Extracted data entries:
····················
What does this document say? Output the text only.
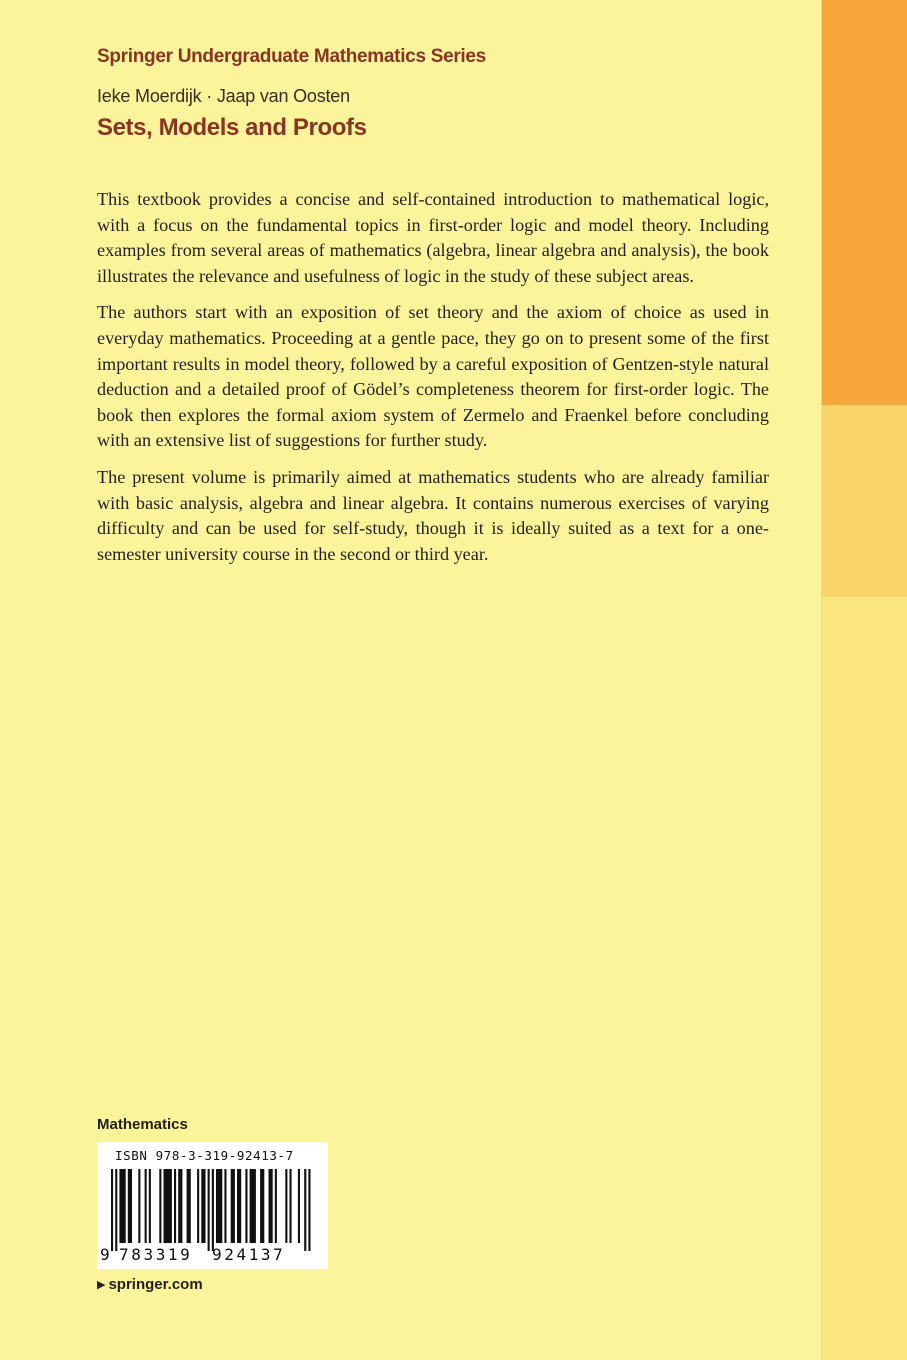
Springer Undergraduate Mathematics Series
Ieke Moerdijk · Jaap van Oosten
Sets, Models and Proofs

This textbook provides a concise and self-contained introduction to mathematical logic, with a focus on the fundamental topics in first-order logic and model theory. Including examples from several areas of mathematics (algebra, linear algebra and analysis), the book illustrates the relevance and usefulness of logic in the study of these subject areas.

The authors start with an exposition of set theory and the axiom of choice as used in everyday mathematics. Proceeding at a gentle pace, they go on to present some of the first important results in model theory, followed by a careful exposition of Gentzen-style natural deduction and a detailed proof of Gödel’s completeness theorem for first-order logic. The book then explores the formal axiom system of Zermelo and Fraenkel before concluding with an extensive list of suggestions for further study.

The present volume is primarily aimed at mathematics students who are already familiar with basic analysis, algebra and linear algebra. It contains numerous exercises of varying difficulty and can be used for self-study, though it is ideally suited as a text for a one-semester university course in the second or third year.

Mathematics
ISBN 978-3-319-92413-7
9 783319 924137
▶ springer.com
····················
▸ Directions for this task
Return every line in the listing that contains the word "algebra".

▸ Correct output
This textbook provides a concise and self-contained introduction to mathematical logic, with a focus on the fundamental topics in first-order logic and model theory. Including examples from several areas of mathematics (algebra, linear algebra and analysis), the book illustrates the relevance and usefulness of logic in the study of these subject areas.
The present volume is primarily aimed at mathematics students who are already familiar with basic analysis, algebra and linear algebra. It contains numerous exercises of varying difficulty and can be used for self-study, though it is ideally suited as a text for a one-semester university course in the second or third year.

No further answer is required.